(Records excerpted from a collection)
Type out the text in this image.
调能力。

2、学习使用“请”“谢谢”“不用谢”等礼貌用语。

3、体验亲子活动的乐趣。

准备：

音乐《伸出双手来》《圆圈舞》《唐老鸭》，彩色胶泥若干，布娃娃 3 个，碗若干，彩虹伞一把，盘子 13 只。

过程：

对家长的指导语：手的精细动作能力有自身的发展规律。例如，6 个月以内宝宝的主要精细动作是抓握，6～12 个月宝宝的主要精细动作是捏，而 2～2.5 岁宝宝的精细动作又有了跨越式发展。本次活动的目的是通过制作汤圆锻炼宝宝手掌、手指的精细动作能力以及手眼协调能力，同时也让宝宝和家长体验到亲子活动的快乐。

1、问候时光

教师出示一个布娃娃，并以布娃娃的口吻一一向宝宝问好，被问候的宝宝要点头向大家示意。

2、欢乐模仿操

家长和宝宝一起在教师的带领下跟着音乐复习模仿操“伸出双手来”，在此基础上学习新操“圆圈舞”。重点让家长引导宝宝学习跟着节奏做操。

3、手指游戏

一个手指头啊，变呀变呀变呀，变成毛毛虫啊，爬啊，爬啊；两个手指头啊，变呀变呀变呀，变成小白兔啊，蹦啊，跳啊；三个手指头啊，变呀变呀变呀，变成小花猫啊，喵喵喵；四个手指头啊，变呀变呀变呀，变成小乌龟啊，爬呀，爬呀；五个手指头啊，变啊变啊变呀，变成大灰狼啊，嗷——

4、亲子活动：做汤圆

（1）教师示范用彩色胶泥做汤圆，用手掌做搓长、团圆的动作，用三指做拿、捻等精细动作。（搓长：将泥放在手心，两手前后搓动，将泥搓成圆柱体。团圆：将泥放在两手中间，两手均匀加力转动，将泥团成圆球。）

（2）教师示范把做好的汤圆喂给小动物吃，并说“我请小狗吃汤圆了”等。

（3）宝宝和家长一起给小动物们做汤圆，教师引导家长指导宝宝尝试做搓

*WHAT IS REQUIRED*:
Your task is to transcribe the listing above in full, exactly as given.

*WORKED ANSWER*:
Type out the text in this image.
调能力。

2、学习使用“请”“谢谢”“不用谢”等礼貌用语。

3、体验亲子活动的乐趣。

准备：

音乐《伸出双手来》《圆圈舞》《唐老鸭》，彩色胶泥若干，布娃娃 3 个，碗若干，彩虹伞一把，盘子 13 只。

过程：

对家长的指导语：手的精细动作能力有自身的发展规律。例如，6 个月以内宝宝的主要精细动作是抓握，6～12 个月宝宝的主要精细动作是捏，而 2～2.5 岁宝宝的精细动作又有了跨越式发展。本次活动的目的是通过制作汤圆锻炼宝宝手掌、手指的精细动作能力以及手眼协调能力，同时也让宝宝和家长体验到亲子活动的快乐。

1、问候时光

教师出示一个布娃娃，并以布娃娃的口吻一一向宝宝问好，被问候的宝宝要点头向大家示意。

2、欢乐模仿操

家长和宝宝一起在教师的带领下跟着音乐复习模仿操“伸出双手来”，在此基础上学习新操“圆圈舞”。重点让家长引导宝宝学习跟着节奏做操。

3、手指游戏

一个手指头啊，变呀变呀变呀，变成毛毛虫啊，爬啊，爬啊；两个手指头啊，变呀变呀变呀，变成小白兔啊，蹦啊，跳啊；三个手指头啊，变呀变呀变呀，变成小花猫啊，喵喵喵；四个手指头啊，变呀变呀变呀，变成小乌龟啊，爬呀，爬呀；五个手指头啊，变啊变啊变呀，变成大灰狼啊，嗷——

4、亲子活动：做汤圆

（1）教师示范用彩色胶泥做汤圆，用手掌做搓长、团圆的动作，用三指做拿、捻等精细动作。（搓长：将泥放在手心，两手前后搓动，将泥搓成圆柱体。团圆：将泥放在两手中间，两手均匀加力转动，将泥团成圆球。）

（2）教师示范把做好的汤圆喂给小动物吃，并说“我请小狗吃汤圆了”等。

（3）宝宝和家长一起给小动物们做汤圆，教师引导家长指导宝宝尝试做搓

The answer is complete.